Dataset items:
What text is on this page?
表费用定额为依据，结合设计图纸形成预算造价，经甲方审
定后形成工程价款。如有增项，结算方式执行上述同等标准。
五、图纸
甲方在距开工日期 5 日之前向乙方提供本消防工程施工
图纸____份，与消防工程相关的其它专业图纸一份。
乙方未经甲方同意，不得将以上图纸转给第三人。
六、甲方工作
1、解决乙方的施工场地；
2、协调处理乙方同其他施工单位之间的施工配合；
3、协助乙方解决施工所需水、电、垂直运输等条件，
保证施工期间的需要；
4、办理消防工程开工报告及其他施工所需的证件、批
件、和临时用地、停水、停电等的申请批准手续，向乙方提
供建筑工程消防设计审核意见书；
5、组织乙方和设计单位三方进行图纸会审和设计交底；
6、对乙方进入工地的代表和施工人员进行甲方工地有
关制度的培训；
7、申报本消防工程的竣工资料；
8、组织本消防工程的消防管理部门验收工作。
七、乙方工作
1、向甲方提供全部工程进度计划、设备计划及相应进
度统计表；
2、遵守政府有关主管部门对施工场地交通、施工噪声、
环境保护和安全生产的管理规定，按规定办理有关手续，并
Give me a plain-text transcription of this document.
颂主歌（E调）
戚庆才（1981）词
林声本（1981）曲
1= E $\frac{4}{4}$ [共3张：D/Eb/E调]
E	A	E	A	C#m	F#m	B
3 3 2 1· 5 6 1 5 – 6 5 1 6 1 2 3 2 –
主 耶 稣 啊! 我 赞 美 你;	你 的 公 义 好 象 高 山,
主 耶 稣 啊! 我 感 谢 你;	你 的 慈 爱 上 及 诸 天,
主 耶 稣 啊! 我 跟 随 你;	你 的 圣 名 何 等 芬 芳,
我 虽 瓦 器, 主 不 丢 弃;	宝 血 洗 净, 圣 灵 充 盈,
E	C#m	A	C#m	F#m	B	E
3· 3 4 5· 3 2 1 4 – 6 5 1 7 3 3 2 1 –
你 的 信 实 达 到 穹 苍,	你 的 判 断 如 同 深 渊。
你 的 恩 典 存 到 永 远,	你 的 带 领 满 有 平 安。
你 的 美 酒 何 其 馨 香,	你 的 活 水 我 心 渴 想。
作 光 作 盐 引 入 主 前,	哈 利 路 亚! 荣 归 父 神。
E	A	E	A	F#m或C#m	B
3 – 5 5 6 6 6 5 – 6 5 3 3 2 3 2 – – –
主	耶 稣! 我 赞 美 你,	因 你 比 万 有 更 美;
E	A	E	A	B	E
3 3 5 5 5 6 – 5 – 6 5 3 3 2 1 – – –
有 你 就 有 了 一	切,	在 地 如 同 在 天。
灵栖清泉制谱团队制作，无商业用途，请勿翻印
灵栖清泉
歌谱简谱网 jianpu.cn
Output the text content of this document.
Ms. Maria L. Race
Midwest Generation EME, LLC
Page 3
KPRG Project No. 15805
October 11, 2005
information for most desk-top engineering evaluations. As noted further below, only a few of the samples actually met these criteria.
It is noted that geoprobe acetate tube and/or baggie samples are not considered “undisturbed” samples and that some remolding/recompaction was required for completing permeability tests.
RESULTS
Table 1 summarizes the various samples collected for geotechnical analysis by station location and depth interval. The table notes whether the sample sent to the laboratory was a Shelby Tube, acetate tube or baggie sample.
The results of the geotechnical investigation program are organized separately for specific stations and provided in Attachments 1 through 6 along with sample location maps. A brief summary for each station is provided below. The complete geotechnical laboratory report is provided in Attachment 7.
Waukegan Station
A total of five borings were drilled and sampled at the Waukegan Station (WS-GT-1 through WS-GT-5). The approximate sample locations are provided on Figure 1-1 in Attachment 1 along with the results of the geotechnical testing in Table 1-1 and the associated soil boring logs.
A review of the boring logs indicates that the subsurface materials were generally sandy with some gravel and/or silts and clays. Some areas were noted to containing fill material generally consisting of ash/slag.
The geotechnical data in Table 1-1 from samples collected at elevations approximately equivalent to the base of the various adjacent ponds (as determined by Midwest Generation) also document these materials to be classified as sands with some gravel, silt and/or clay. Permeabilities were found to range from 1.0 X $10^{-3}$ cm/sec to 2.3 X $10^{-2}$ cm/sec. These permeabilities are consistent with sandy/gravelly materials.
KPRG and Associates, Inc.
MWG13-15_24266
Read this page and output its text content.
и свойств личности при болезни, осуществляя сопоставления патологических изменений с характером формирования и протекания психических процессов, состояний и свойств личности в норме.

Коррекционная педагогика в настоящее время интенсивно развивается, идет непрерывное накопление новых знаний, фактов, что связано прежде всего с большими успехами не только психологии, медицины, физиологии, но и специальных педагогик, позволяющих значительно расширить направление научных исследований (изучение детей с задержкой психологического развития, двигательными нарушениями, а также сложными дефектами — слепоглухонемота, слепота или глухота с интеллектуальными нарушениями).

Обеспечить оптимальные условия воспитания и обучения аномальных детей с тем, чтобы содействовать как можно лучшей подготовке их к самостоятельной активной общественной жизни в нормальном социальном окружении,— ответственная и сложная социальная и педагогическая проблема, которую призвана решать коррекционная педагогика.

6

**Given task:** Go through the data and return every record exactly.

**Finished exercise:**
What text is on this page?
表费用定额为依据，结合设计图纸形成预算造价，经甲方审
定后形成工程价款。如有增项，结算方式执行上述同等标准。
五、图纸
甲方在距开工日期 5 日之前向乙方提供本消防工程施工
图纸____份，与消防工程相关的其它专业图纸一份。
乙方未经甲方同意，不得将以上图纸转给第三人。
六、甲方工作
1、解决乙方的施工场地；
2、协调处理乙方同其他施工单位之间的施工配合；
3、协助乙方解决施工所需水、电、垂直运输等条件，
保证施工期间的需要；
4、办理消防工程开工报告及其他施工所需的证件、批
件、和临时用地、停水、停电等的申请批准手续，向乙方提
供建筑工程消防设计审核意见书；
5、组织乙方和设计单位三方进行图纸会审和设计交底；
6、对乙方进入工地的代表和施工人员进行甲方工地有
关制度的培训；
7、申报本消防工程的竣工资料；
8、组织本消防工程的消防管理部门验收工作。
七、乙方工作
1、向甲方提供全部工程进度计划、设备计划及相应进
度统计表；
2、遵守政府有关主管部门对施工场地交通、施工噪声、
环境保护和安全生产的管理规定，按规定办理有关手续，并
Give me a plain-text transcription of this document.
颂主歌（E调）
戚庆才（1981）词
林声本（1981）曲
1= E $\frac{4}{4}$ [共3张：D/Eb/E调]
E	A	E	A	C#m	F#m	B
3 3 2 1· 5 6 1 5 – 6 5 1 6 1 2 3 2 –
主 耶 稣 啊! 我 赞 美 你;	你 的 公 义 好 象 高 山,
主 耶 稣 啊! 我 感 谢 你;	你 的 慈 爱 上 及 诸 天,
主 耶 稣 啊! 我 跟 随 你;	你 的 圣 名 何 等 芬 芳,
我 虽 瓦 器, 主 不 丢 弃;	宝 血 洗 净, 圣 灵 充 盈,
E	C#m	A	C#m	F#m	B	E
3· 3 4 5· 3 2 1 4 – 6 5 1 7 3 3 2 1 –
你 的 信 实 达 到 穹 苍,	你 的 判 断 如 同 深 渊。
你 的 恩 典 存 到 永 远,	你 的 带 领 满 有 平 安。
你 的 美 酒 何 其 馨 香,	你 的 活 水 我 心 渴 想。
作 光 作 盐 引 入 主 前,	哈 利 路 亚! 荣 归 父 神。
E	A	E	A	F#m或C#m	B
3 – 5 5 6 6 6 5 – 6 5 3 3 2 3 2 – – –
主	耶 稣! 我 赞 美 你,	因 你 比 万 有 更 美;
E	A	E	A	B	E
3 3 5 5 5 6 – 5 – 6 5 3 3 2 1 – – –
有 你 就 有 了 一	切,	在 地 如 同 在 天。
灵栖清泉制谱团队制作，无商业用途，请勿翻印
灵栖清泉
歌谱简谱网 jianpu.cn
Output the text content of this document.
Ms. Maria L. Race
Midwest Generation EME, LLC
Page 3
KPRG Project No. 15805
October 11, 2005
information for most desk-top engineering evaluations. As noted further below, only a few of the samples actually met these criteria.
It is noted that geoprobe acetate tube and/or baggie samples are not considered “undisturbed” samples and that some remolding/recompaction was required for completing permeability tests.
RESULTS
Table 1 summarizes the various samples collected for geotechnical analysis by station location and depth interval. The table notes whether the sample sent to the laboratory was a Shelby Tube, acetate tube or baggie sample.
The results of the geotechnical investigation program are organized separately for specific stations and provided in Attachments 1 through 6 along with sample location maps. A brief summary for each station is provided below. The complete geotechnical laboratory report is provided in Attachment 7.
Waukegan Station
A total of five borings were drilled and sampled at the Waukegan Station (WS-GT-1 through WS-GT-5). The approximate sample locations are provided on Figure 1-1 in Attachment 1 along with the results of the geotechnical testing in Table 1-1 and the associated soil boring logs.
A review of the boring logs indicates that the subsurface materials were generally sandy with some gravel and/or silts and clays. Some areas were noted to containing fill material generally consisting of ash/slag.
The geotechnical data in Table 1-1 from samples collected at elevations approximately equivalent to the base of the various adjacent ponds (as determined by Midwest Generation) also document these materials to be classified as sands with some gravel, silt and/or clay. Permeabilities were found to range from 1.0 X $10^{-3}$ cm/sec to 2.3 X $10^{-2}$ cm/sec. These permeabilities are consistent with sandy/gravelly materials.
KPRG and Associates, Inc.
MWG13-15_24266
Read this page and output its text content.
и свойств личности при болезни, осуществляя сопоставления патологических изменений с характером формирования и протекания психических процессов, состояний и свойств личности в норме.

Коррекционная педагогика в настоящее время интенсивно развивается, идет непрерывное накопление новых знаний, фактов, что связано прежде всего с большими успехами не только психологии, медицины, физиологии, но и специальных педагогик, позволяющих значительно расширить направление научных исследований (изучение детей с задержкой психологического развития, двигательными нарушениями, а также сложными дефектами — слепоглухонемота, слепота или глухота с интеллектуальными нарушениями).

Обеспечить оптимальные условия воспитания и обучения аномальных детей с тем, чтобы содействовать как можно лучшей подготовке их к самостоятельной активной общественной жизни в нормальном социальном окружении,— ответственная и сложная социальная и педагогическая проблема, которую призвана решать коррекционная педагогика.

6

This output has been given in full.